WHAT YOU HAVE TO DO: Take each line from the entries that holds "Europe" and copy it out.

SUPPLIED MATERIAL:
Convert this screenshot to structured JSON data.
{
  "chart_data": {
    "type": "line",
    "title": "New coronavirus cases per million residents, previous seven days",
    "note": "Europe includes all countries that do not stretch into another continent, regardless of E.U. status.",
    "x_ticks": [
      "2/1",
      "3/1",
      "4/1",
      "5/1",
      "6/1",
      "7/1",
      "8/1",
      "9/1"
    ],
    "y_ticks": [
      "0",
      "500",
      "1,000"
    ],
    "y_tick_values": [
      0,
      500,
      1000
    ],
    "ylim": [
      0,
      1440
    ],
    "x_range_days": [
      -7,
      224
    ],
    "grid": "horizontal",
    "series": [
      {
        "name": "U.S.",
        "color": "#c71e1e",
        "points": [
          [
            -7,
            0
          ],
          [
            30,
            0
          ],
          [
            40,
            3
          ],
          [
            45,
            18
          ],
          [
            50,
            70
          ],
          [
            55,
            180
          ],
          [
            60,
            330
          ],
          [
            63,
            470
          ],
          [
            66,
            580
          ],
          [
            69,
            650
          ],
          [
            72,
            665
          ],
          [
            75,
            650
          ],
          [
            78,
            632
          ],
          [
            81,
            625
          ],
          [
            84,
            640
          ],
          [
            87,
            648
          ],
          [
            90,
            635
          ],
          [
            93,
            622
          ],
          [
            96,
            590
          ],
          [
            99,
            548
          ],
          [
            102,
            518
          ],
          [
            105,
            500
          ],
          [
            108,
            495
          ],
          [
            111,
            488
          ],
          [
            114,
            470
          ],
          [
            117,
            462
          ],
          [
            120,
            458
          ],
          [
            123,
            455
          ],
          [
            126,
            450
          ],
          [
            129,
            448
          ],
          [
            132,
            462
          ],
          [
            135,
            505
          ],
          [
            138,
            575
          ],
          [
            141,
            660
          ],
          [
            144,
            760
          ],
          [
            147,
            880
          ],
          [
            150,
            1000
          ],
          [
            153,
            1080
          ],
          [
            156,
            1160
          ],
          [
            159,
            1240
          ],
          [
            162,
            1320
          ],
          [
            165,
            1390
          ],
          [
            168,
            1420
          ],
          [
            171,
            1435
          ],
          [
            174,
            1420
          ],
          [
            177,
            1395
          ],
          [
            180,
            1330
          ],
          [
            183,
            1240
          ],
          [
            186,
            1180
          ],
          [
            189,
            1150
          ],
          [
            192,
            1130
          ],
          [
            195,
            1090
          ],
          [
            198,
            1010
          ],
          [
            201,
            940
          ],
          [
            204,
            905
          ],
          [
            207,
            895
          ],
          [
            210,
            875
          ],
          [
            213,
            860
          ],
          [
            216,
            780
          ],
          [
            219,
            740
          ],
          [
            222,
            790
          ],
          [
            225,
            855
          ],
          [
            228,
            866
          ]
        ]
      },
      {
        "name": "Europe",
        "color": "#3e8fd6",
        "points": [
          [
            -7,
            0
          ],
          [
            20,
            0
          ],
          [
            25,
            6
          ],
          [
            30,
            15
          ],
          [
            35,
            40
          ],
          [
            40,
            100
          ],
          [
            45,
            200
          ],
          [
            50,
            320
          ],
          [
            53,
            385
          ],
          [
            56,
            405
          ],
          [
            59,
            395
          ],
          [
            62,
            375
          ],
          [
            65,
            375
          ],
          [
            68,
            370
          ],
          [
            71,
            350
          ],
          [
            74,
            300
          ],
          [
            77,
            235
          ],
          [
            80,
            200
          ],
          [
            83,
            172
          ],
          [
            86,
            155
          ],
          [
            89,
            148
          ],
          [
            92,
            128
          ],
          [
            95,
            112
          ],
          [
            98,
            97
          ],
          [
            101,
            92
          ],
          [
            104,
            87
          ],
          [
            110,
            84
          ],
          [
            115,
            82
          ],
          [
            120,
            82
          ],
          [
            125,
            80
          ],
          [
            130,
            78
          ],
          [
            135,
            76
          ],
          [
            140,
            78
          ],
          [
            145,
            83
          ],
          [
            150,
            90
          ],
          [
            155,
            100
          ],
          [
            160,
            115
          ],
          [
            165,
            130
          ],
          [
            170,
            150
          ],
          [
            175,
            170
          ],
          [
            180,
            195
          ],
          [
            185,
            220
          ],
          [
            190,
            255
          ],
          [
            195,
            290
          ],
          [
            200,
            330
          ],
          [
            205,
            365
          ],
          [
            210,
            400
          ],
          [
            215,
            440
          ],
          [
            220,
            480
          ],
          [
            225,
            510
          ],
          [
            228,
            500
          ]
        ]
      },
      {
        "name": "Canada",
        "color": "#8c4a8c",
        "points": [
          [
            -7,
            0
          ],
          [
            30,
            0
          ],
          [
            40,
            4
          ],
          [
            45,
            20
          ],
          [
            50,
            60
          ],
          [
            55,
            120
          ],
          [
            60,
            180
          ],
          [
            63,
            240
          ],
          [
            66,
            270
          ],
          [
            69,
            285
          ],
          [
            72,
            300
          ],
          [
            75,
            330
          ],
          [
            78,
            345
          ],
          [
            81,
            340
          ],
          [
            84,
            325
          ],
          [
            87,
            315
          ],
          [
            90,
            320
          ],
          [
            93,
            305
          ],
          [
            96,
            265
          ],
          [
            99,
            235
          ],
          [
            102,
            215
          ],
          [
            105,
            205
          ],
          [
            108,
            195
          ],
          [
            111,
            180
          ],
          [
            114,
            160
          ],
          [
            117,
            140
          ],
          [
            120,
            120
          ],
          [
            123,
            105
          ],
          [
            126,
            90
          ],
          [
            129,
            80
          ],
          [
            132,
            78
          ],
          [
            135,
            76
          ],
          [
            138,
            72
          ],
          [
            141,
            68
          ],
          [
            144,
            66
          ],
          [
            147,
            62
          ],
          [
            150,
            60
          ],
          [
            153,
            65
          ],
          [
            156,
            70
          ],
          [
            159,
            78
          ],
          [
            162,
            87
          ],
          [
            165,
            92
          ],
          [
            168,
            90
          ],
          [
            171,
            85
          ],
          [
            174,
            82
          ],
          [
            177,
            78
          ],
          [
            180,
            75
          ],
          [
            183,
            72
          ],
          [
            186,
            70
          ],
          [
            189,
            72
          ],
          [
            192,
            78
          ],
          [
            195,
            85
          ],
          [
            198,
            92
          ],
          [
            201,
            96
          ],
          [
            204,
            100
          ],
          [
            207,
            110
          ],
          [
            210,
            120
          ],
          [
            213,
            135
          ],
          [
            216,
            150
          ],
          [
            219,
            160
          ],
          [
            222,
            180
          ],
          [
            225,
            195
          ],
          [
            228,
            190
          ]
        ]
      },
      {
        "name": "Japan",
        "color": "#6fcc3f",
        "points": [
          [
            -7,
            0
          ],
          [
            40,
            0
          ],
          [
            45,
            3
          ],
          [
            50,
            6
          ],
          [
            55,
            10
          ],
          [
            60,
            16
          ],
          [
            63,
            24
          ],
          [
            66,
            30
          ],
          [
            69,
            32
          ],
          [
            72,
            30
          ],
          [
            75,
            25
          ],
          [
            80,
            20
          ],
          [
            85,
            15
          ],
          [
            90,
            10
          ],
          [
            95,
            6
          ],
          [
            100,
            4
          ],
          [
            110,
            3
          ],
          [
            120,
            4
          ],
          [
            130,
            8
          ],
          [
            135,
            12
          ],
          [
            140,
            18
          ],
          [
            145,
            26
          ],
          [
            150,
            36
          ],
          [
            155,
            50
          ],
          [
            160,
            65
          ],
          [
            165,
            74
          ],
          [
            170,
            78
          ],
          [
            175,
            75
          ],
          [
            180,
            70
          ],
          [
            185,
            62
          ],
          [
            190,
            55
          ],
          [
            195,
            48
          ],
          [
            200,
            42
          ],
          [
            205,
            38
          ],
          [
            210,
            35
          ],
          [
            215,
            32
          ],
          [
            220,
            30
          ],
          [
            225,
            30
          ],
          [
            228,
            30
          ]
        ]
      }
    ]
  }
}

EXERCISE RESPONSE:
    "note": "Europe includes all countries that do not stretch into another continent, regardless of E.U. status.",
        "name": "Europe",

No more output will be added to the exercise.